### Exercise objective
Copy out the records below line for line, with no changes.

### Excerpted data
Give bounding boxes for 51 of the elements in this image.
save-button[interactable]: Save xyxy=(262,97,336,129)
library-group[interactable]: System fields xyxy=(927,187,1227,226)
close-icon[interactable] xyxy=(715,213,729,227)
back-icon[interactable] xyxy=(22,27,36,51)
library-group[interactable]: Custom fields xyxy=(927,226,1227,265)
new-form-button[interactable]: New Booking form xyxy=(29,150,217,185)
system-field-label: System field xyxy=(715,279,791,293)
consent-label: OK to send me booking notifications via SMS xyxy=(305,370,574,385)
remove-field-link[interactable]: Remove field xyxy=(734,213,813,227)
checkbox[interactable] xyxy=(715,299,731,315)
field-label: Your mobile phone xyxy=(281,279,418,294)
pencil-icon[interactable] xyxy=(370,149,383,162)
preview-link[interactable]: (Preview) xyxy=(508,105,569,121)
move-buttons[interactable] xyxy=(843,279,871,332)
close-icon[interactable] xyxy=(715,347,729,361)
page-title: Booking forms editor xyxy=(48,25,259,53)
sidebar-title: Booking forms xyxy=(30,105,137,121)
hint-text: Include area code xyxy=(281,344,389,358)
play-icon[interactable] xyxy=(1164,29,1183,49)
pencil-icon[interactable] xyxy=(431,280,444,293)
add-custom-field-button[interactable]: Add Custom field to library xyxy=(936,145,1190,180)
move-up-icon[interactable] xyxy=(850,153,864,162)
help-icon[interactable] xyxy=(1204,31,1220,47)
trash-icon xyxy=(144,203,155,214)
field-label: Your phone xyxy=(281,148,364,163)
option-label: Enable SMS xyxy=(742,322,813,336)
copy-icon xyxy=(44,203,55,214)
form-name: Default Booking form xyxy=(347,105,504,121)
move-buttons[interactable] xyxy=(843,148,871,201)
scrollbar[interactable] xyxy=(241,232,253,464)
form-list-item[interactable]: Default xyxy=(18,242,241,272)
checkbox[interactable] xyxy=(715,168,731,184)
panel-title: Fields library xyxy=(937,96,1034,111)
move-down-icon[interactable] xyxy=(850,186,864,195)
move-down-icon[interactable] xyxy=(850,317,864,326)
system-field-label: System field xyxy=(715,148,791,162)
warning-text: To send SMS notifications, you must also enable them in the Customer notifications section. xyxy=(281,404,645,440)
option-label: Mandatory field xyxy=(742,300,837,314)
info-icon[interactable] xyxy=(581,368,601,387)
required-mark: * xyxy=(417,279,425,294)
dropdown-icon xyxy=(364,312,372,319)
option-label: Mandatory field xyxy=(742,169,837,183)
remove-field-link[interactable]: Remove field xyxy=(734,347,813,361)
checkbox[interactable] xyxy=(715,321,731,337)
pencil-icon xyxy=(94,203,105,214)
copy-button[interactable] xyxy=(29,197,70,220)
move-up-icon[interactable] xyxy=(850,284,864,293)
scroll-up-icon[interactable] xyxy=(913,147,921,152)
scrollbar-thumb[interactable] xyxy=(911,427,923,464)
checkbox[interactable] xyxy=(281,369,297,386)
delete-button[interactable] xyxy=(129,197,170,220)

### Right answer
Give bounding boxes for 51 of the elements in this image.
save-button[interactable]: Save xyxy=(262,97,336,129)
library-group[interactable]: System fields xyxy=(927,187,1227,226)
close-icon[interactable] xyxy=(715,213,729,227)
back-icon[interactable] xyxy=(22,27,36,51)
library-group[interactable]: Custom fields xyxy=(927,226,1227,265)
new-form-button[interactable]: New Booking form xyxy=(29,150,217,185)
system-field-label: System field xyxy=(715,279,791,293)
consent-label: OK to send me booking notifications via SMS xyxy=(305,370,574,385)
remove-field-link[interactable]: Remove field xyxy=(734,213,813,227)
checkbox[interactable] xyxy=(715,299,731,315)
field-label: Your mobile phone xyxy=(281,279,418,294)
pencil-icon[interactable] xyxy=(370,149,383,162)
preview-link[interactable]: (Preview) xyxy=(508,105,569,121)
move-buttons[interactable] xyxy=(843,279,871,332)
close-icon[interactable] xyxy=(715,347,729,361)
page-title: Booking forms editor xyxy=(48,25,259,53)
sidebar-title: Booking forms xyxy=(30,105,137,121)
hint-text: Include area code xyxy=(281,344,389,358)
play-icon[interactable] xyxy=(1164,29,1183,49)
pencil-icon[interactable] xyxy=(431,280,444,293)
add-custom-field-button[interactable]: Add Custom field to library xyxy=(936,145,1190,180)
move-up-icon[interactable] xyxy=(850,153,864,162)
help-icon[interactable] xyxy=(1204,31,1220,47)
trash-icon xyxy=(144,203,155,214)
field-label: Your phone xyxy=(281,148,364,163)
option-label: Enable SMS xyxy=(742,322,813,336)
copy-icon xyxy=(44,203,55,214)
form-name: Default Booking form xyxy=(347,105,504,121)
move-buttons[interactable] xyxy=(843,148,871,201)
scrollbar[interactable] xyxy=(241,232,253,464)
form-list-item[interactable]: Default xyxy=(18,242,241,272)
checkbox[interactable] xyxy=(715,168,731,184)
panel-title: Fields library xyxy=(937,96,1034,111)
move-down-icon[interactable] xyxy=(850,186,864,195)
move-down-icon[interactable] xyxy=(850,317,864,326)
system-field-label: System field xyxy=(715,148,791,162)
warning-text: To send SMS notifications, you must also enable them in the Customer notifications section. xyxy=(281,404,645,440)
option-label: Mandatory field xyxy=(742,300,837,314)
info-icon[interactable] xyxy=(581,368,601,387)
required-mark: * xyxy=(417,279,425,294)
dropdown-icon xyxy=(364,312,372,319)
option-label: Mandatory field xyxy=(742,169,837,183)
remove-field-link[interactable]: Remove field xyxy=(734,347,813,361)
checkbox[interactable] xyxy=(715,321,731,337)
pencil-icon xyxy=(94,203,105,214)
copy-button[interactable] xyxy=(29,197,70,220)
move-up-icon[interactable] xyxy=(850,284,864,293)
scroll-up-icon[interactable] xyxy=(913,147,921,152)
scrollbar-thumb[interactable] xyxy=(911,427,923,464)
checkbox[interactable] xyxy=(281,369,297,386)
delete-button[interactable] xyxy=(129,197,170,220)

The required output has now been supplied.